▸ **Exercise details**
Keep only the lines of the listing that include the word "θεοῦ", and copy them.

▸ **Data to use**
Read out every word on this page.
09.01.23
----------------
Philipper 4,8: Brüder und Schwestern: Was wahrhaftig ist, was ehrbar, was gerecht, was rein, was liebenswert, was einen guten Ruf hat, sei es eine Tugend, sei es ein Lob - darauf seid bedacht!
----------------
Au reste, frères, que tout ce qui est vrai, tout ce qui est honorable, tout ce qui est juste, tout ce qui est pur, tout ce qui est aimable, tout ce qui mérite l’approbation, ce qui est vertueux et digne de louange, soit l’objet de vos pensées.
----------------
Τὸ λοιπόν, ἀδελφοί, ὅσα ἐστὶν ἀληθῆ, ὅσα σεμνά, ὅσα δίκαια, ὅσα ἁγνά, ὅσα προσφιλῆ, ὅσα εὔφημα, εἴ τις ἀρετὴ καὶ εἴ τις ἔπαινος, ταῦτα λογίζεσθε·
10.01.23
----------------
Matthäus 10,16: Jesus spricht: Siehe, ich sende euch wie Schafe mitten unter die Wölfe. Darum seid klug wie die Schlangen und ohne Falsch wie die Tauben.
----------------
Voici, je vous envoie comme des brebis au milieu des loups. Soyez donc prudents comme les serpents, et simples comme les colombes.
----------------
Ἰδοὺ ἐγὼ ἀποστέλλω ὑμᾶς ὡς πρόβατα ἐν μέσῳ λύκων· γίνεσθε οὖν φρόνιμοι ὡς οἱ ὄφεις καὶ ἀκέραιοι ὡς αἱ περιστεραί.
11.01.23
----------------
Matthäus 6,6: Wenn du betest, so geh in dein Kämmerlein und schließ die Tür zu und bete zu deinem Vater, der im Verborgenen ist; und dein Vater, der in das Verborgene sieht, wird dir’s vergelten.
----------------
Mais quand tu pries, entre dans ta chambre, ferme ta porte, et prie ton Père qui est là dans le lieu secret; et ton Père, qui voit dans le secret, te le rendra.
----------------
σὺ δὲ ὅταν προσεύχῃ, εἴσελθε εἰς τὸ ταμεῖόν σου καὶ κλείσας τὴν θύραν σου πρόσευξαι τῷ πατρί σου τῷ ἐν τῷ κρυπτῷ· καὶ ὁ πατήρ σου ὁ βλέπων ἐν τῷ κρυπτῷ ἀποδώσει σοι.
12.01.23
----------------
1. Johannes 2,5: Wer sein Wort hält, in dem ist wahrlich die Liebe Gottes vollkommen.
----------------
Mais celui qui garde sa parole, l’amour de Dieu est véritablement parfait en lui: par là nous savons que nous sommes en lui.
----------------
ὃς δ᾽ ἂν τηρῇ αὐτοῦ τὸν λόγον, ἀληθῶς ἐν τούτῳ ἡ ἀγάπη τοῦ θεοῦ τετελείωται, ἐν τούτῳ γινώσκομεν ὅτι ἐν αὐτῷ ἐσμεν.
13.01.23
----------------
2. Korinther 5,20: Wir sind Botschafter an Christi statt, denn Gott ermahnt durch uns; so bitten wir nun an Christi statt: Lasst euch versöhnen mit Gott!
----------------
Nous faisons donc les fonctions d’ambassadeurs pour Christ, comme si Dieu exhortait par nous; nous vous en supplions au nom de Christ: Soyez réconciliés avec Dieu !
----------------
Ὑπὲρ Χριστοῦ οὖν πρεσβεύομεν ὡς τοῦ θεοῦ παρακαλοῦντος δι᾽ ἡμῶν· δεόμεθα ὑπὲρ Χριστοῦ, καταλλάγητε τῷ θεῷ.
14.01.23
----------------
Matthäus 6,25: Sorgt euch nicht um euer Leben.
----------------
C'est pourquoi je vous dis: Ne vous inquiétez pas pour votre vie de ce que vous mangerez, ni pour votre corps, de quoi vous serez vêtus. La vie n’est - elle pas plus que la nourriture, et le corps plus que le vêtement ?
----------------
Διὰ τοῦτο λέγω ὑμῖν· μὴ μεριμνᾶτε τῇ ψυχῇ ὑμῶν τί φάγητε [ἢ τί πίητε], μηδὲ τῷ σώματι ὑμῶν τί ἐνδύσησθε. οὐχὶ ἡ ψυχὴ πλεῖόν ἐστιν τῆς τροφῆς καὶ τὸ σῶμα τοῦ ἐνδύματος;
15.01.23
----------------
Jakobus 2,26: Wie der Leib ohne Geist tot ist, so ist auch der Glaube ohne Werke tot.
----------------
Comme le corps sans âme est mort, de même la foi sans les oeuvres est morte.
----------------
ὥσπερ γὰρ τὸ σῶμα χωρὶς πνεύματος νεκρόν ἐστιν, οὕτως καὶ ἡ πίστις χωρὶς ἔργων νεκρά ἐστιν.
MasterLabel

▸ **Exercise result**
ὃς δ᾽ ἂν τηρῇ αὐτοῦ τὸν λόγον, ἀληθῶς ἐν τούτῳ ἡ ἀγάπη τοῦ θεοῦ τετελείωται, ἐν τούτῳ γινώσκομεν ὅτι ἐν αὐτῷ ἐσμεν.
Ὑπὲρ Χριστοῦ οὖν πρεσβεύομεν ὡς τοῦ θεοῦ παρακαλοῦντος δι᾽ ἡμῶν· δεόμεθα ὑπὲρ Χριστοῦ, καταλλάγητε τῷ θεῷ.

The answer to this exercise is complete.